WHAT IS REQUIRED. Go through the data below and gather each line containing "Close".

[start of EXERCISE DATA]

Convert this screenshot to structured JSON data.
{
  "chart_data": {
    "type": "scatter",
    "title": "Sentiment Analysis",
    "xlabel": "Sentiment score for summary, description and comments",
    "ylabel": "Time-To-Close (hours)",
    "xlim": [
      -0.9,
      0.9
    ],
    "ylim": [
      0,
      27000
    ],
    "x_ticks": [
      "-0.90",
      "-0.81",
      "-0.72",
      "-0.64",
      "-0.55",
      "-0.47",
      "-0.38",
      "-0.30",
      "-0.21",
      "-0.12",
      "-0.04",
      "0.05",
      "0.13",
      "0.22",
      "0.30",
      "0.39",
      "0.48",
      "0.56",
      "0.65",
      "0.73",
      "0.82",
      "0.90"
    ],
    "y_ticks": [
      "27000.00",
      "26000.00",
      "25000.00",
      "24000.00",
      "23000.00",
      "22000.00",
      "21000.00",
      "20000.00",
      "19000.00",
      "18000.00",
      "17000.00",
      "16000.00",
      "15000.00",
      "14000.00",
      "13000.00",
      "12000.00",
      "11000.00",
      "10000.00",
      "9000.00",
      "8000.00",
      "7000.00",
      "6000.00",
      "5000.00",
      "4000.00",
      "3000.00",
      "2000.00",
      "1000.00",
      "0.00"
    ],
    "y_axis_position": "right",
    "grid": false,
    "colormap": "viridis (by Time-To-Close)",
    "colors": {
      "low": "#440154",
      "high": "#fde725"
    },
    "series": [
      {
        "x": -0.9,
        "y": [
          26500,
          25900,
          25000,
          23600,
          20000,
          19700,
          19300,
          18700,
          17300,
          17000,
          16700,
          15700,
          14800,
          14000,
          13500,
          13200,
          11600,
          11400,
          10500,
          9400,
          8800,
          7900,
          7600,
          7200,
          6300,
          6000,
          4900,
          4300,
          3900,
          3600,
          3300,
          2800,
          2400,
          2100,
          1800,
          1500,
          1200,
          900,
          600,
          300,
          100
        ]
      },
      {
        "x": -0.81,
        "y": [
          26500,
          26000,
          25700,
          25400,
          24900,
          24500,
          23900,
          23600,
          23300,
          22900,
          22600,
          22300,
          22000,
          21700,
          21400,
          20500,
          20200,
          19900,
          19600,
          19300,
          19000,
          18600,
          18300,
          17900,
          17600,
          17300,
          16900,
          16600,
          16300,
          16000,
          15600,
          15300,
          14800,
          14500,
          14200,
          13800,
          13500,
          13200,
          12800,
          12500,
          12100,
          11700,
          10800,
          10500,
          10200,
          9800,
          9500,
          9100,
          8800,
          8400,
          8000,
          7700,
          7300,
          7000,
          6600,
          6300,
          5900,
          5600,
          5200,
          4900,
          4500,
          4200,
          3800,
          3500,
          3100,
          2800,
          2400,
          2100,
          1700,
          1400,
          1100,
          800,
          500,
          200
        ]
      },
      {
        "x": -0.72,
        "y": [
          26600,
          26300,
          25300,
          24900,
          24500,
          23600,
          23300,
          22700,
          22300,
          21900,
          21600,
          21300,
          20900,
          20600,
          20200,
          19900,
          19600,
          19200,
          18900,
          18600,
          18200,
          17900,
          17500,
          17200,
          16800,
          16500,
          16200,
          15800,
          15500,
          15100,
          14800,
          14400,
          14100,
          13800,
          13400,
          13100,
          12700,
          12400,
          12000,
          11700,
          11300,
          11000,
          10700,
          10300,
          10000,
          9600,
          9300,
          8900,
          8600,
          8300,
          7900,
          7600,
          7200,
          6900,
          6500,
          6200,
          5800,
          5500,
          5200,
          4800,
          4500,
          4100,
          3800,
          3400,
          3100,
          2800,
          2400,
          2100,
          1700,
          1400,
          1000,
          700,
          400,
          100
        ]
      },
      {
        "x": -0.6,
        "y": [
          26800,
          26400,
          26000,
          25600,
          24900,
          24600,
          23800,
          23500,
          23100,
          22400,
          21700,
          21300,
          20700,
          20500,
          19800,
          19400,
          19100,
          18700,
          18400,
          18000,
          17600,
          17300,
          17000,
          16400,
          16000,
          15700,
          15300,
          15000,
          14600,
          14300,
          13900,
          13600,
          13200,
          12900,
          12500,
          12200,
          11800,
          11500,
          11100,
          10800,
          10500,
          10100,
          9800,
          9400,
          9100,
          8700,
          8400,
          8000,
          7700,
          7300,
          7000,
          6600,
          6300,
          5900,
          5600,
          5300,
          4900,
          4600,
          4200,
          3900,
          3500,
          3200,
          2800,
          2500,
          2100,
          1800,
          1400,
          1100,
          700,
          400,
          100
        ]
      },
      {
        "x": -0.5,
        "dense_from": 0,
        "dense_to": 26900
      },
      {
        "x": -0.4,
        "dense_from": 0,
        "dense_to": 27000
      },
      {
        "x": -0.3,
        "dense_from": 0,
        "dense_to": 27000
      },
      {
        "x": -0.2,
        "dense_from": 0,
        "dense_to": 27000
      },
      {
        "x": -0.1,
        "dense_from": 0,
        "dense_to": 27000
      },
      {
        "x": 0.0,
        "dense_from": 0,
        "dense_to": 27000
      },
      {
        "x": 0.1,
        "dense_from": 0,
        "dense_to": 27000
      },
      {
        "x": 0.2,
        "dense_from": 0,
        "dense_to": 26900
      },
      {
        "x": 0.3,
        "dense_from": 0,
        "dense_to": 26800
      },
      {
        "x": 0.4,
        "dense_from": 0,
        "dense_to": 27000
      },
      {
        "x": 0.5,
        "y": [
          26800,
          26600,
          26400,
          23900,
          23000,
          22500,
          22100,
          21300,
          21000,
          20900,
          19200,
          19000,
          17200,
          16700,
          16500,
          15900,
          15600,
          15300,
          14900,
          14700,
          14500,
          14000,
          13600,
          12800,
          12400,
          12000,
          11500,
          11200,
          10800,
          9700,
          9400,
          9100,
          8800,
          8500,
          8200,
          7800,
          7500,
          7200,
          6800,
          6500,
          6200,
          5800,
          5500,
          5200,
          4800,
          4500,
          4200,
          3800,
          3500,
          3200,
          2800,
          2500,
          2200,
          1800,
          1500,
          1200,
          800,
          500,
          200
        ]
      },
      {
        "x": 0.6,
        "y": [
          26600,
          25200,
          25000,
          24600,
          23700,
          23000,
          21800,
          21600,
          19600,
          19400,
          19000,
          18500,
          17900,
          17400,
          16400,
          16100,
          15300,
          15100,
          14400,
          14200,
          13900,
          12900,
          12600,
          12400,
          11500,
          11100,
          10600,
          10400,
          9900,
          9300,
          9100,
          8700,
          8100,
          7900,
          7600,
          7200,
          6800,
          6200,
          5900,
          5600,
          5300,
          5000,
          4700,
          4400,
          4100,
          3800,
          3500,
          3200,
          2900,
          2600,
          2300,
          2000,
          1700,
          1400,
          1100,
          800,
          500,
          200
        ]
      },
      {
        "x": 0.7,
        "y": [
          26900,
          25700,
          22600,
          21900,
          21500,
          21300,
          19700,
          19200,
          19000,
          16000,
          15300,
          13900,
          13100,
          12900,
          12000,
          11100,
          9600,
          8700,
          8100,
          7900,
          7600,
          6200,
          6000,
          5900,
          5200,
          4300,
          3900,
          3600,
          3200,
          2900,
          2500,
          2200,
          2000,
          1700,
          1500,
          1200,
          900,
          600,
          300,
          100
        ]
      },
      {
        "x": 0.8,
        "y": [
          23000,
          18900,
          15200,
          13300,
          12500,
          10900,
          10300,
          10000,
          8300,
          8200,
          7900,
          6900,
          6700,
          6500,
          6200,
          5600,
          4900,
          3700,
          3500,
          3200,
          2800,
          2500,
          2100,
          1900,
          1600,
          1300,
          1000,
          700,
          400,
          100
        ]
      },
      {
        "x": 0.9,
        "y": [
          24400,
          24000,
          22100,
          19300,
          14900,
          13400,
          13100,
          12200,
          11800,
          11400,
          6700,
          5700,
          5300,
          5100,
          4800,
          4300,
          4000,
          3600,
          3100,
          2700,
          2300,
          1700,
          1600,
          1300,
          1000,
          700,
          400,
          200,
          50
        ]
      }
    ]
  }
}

[end of EXERCISE DATA]

SOLUTION TO THIS EXERCISE.
    "ylabel": "Time-To-Close (hours)",
    "colormap": "viridis (by Time-To-Close)",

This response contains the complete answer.